**DATASET EXTRACT:**
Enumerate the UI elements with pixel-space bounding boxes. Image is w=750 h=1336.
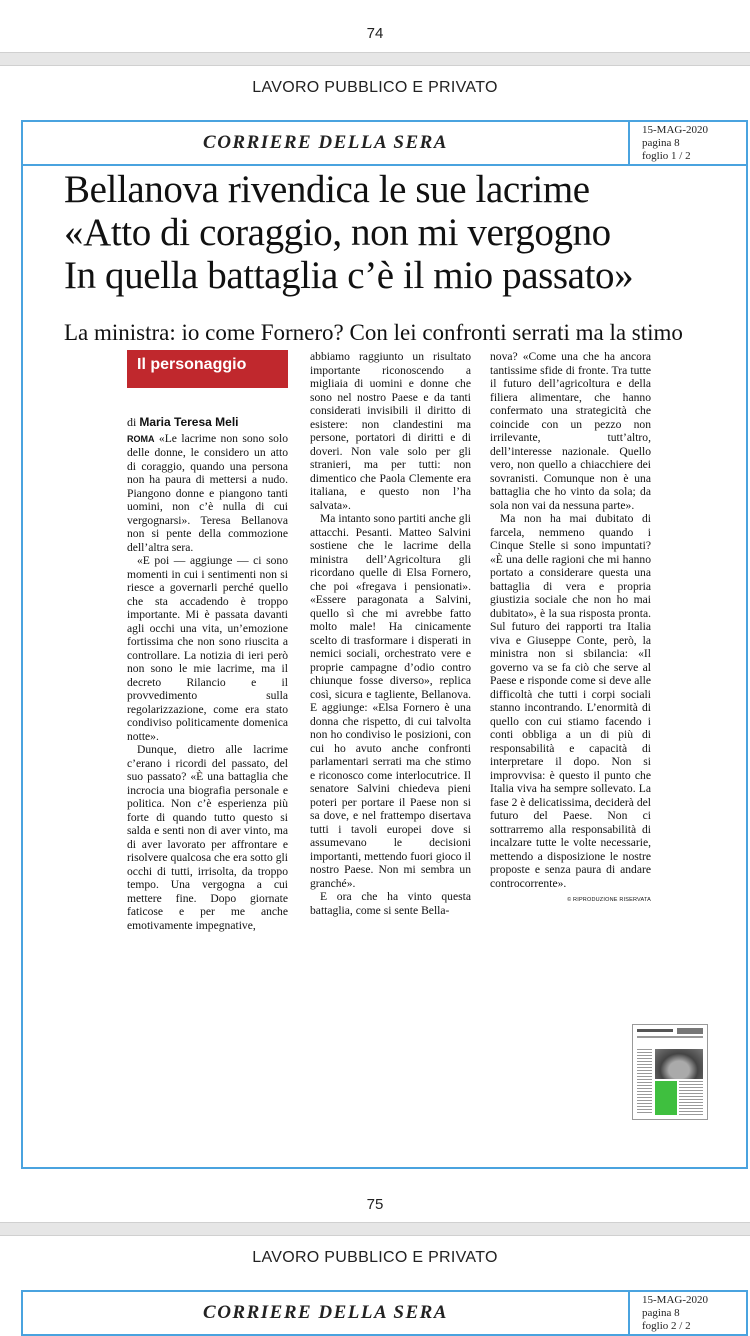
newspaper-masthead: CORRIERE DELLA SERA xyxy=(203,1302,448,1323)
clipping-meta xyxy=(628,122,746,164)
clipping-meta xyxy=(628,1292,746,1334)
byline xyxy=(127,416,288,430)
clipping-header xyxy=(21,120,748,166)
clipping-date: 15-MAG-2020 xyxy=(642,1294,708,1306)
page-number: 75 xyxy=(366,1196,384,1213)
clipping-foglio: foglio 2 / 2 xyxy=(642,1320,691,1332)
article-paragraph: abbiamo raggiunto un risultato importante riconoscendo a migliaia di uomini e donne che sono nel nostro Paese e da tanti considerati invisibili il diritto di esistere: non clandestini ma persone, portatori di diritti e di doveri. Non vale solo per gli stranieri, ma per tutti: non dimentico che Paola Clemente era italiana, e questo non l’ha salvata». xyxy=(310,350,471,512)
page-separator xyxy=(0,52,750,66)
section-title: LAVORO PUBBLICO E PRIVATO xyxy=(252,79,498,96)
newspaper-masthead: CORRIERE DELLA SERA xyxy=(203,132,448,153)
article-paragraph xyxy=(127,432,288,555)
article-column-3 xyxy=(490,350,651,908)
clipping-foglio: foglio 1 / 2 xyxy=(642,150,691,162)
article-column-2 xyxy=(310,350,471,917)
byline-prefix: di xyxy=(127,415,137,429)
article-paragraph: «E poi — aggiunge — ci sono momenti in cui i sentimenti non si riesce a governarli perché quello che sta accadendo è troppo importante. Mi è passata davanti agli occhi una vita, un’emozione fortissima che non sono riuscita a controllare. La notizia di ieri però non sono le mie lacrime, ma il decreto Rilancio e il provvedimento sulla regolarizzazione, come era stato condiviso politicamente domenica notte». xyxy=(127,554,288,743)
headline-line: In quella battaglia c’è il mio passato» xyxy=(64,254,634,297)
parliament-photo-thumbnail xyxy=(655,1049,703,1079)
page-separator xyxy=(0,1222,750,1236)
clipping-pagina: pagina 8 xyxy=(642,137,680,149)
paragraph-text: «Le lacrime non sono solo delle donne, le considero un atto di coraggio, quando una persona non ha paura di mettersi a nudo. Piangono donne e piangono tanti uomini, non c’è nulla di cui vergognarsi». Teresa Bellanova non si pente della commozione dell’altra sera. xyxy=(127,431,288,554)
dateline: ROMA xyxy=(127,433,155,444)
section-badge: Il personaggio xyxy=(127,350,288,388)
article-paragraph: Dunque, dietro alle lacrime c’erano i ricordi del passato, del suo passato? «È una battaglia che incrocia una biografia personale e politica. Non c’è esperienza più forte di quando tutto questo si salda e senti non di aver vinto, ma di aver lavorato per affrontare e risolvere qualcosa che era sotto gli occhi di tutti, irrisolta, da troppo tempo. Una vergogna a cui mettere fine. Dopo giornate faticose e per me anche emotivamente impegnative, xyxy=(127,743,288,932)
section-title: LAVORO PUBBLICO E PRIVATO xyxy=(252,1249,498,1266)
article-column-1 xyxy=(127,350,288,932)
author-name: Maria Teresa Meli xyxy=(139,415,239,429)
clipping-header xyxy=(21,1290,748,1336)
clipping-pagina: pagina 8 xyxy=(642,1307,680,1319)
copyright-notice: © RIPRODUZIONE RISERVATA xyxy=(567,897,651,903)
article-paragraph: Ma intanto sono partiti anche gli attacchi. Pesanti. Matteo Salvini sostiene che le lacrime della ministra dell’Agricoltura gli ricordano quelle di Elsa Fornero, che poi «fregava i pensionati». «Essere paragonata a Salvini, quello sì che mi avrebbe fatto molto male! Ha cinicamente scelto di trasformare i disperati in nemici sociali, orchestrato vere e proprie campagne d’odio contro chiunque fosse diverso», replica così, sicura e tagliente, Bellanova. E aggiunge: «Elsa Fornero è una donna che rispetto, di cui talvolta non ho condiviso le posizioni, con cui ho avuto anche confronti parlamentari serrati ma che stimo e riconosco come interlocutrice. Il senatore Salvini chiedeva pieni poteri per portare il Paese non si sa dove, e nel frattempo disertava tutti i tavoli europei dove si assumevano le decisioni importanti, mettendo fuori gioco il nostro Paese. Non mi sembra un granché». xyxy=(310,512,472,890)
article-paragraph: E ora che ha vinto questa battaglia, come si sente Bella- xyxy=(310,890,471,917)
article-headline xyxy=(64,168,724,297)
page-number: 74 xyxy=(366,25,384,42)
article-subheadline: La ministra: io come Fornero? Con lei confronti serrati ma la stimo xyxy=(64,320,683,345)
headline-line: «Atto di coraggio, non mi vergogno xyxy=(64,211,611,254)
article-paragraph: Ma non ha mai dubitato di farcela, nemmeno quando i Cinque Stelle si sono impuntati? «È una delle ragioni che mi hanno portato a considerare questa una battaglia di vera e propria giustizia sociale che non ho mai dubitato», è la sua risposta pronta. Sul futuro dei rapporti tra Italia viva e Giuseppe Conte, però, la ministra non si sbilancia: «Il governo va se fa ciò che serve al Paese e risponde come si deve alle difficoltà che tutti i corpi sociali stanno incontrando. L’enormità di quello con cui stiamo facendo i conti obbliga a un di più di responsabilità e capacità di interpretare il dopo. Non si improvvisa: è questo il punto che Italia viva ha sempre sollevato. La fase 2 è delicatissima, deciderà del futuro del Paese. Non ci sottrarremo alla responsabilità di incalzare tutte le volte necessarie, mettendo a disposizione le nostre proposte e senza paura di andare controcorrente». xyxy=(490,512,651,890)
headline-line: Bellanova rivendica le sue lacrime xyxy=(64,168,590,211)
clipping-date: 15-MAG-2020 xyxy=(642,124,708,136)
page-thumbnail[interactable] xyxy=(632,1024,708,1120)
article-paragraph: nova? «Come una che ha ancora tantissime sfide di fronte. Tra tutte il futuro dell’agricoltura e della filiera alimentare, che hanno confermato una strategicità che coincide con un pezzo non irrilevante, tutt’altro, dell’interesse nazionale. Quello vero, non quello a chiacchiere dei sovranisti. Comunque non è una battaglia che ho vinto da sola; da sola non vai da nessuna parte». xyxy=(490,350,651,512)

**TASK STATEMENT:**
Format the records above as a Markdown table with two columns, Row and Line, giving each non-blank line its own numbered row and leaving the pictures out.

**FINAL RESULT:**
| Row | Line |
|---|---|
| 1 | Enumerate the UI elements with pixel-space bounding boxes. Image is w=750 h=1336. |
| 2 | newspaper-masthead: CORRIERE DELLA SERA xyxy=(203,1302,448,1323) |
| 3 | clipping-meta xyxy=(628,122,746,164) |
| 4 | clipping-meta xyxy=(628,1292,746,1334) |
| 5 | byline xyxy=(127,416,288,430) |
| 6 | clipping-header xyxy=(21,120,748,166) |
| 7 | clipping-date: 15-MAG-2020 xyxy=(642,1294,708,1306) |
| 8 | page-number: 75 xyxy=(366,1196,384,1213) |
| 9 | clipping-foglio: foglio 2 / 2 xyxy=(642,1320,691,1332) |
| 10 | article-paragraph: abbiamo raggiunto un risultato importante riconoscendo a migliaia di uomini e donne che sono nel nostro Paese e da tanti considerati invisibili il diritto di esistere: non clandestini ma persone, portatori di diritti e di doveri. Non vale solo per gli stranieri, ma per tutti: non dimentico che Paola Clemente era italiana, e questo non l’ha salvata». xyxy=(310,350,471,512) |
| 11 | page-separator xyxy=(0,52,750,66) |
| 12 | section-title: LAVORO PUBBLICO E PRIVATO xyxy=(252,79,498,96) |
| 13 | newspaper-masthead: CORRIERE DELLA SERA xyxy=(203,132,448,153) |
| 14 | article-paragraph xyxy=(127,432,288,555) |
| 15 | article-column-3 xyxy=(490,350,651,908) |
| 16 | clipping-foglio: foglio 1 / 2 xyxy=(642,150,691,162) |
| 17 | article-column-2 xyxy=(310,350,471,917) |
| 18 | byline-prefix: di xyxy=(127,415,137,429) |
| 19 | article-paragraph: «E poi — aggiunge — ci sono momenti in cui i sentimenti non si riesce a governarli perché quello che sta accadendo è troppo importante. Mi è passata davanti agli occhi una vita, un’emozione fortissima che non sono riuscita a controllare. La notizia di ieri però non sono le mie lacrime, ma il decreto Rilancio e il provvedimento sulla regolarizzazione, come era stato condiviso politicamente domenica notte». xyxy=(127,554,288,743) |
| 20 | headline-line: In quella battaglia c’è il mio passato» xyxy=(64,254,634,297) |
| 21 | parliament-photo-thumbnail xyxy=(655,1049,703,1079) |
| 22 | page-separator xyxy=(0,1222,750,1236) |
| 23 | clipping-pagina: pagina 8 xyxy=(642,137,680,149) |
| 24 | paragraph-text: «Le lacrime non sono solo delle donne, le considero un atto di coraggio, quando una persona non ha paura di mettersi a nudo. Piangono donne e piangono tanti uomini, non c’è nulla di cui vergognarsi». Teresa Bellanova non si pente della commozione dell’altra sera. xyxy=(127,431,288,554) |
| 25 | dateline: ROMA xyxy=(127,433,155,444) |
| 26 | section-badge: Il personaggio xyxy=(127,350,288,388) |
| 27 | article-paragraph: Dunque, dietro alle lacrime c’erano i ricordi del passato, del suo passato? «È una battaglia che incrocia una biografia personale e politica. Non c’è esperienza più forte di quando tutto questo si salda e senti non di aver vinto, ma di aver lavorato per affrontare e risolvere qualcosa che era sotto gli occhi di tutti, irrisolta, da troppo tempo. Una vergogna a cui mettere fine. Dopo giornate faticose e per me anche emotivamente impegnative, xyxy=(127,743,288,932) |
| 28 | section-title: LAVORO PUBBLICO E PRIVATO xyxy=(252,1249,498,1266) |
| 29 | article-column-1 xyxy=(127,350,288,932) |
| 30 | author-name: Maria Teresa Meli xyxy=(139,415,239,429) |
| 31 | clipping-header xyxy=(21,1290,748,1336) |
| 32 | clipping-pagina: pagina 8 xyxy=(642,1307,680,1319) |
| 33 | copyright-notice: © RIPRODUZIONE RISERVATA xyxy=(567,897,651,903) |
| 34 | article-paragraph: Ma intanto sono partiti anche gli attacchi. Pesanti. Matteo Salvini sostiene che le lacrime della ministra dell’Agricoltura gli ricordano quelle di Elsa Fornero, che poi «fregava i pensionati». «Essere paragonata a Salvini, quello sì che mi avrebbe fatto molto male! Ha cinicamente scelto di trasformare i disperati in nemici sociali, orchestrato vere e proprie campagne d’odio contro chiunque fosse diverso», replica così, sicura e tagliente, Bellanova. E aggiunge: «Elsa Fornero è una donna che rispetto, di cui talvolta non ho condiviso le posizioni, con cui ho avuto anche confronti parlamentari serrati ma che stimo e riconosco come interlocutrice. Il senatore Salvini chiedeva pieni poteri per portare il Paese non si sa dove, e nel frattempo disertava tutti i tavoli europei dove si assumevano le decisioni importanti, mettendo fuori gioco il nostro Paese. Non mi sembra un granché». xyxy=(310,512,472,890) |
| 35 | article-paragraph: E ora che ha vinto questa battaglia, come si sente Bella- xyxy=(310,890,471,917) |
| 36 | article-headline xyxy=(64,168,724,297) |
| 37 | page-number: 74 xyxy=(366,25,384,42) |
| 38 | article-subheadline: La ministra: io come Fornero? Con lei confronti serrati ma la stimo xyxy=(64,320,683,345) |
| 39 | headline-line: «Atto di coraggio, non mi vergogno xyxy=(64,211,611,254) |
| 40 | article-paragraph: Ma non ha mai dubitato di farcela, nemmeno quando i Cinque Stelle si sono impuntati? «È una delle ragioni che mi hanno portato a considerare questa una battaglia di vera e propria giustizia sociale che non ho mai dubitato», è la sua risposta pronta. Sul futuro dei rapporti tra Italia viva e Giuseppe Conte, però, la ministra non si sbilancia: «Il governo va se fa ciò che serve al Paese e risponde come si deve alle difficoltà che tutti i corpi sociali stanno incontrando. L’enormità di quello con cui stiamo facendo i conti obbliga a un di più di responsabilità e capacità di interpretare il dopo. Non si improvvisa: è questo il punto che Italia viva ha sempre sollevato. La fase 2 è delicatissima, deciderà del futuro del Paese. Non ci sottrarremo alla responsabilità di incalzare tutte le volte necessarie, mettendo a disposizione le nostre proposte e senza paura di andare controcorrente». xyxy=(490,512,651,890) |
| 41 | headline-line: Bellanova rivendica le sue lacrime xyxy=(64,168,590,211) |
| 42 | clipping-date: 15-MAG-2020 xyxy=(642,124,708,136) |
| 43 | page-thumbnail[interactable] xyxy=(632,1024,708,1120) |
| 44 | article-paragraph: nova? «Come una che ha ancora tantissime sfide di fronte. Tra tutte il futuro dell’agricoltura e della filiera alimentare, che hanno confermato una strategicità che coincide con un pezzo non irrilevante, tutt’altro, dell’interesse nazionale. Quello vero, non quello a chiacchiere dei sovranisti. Comunque non è una battaglia che ho vinto da sola; da sola non vai da nessuna parte». xyxy=(490,350,651,512) |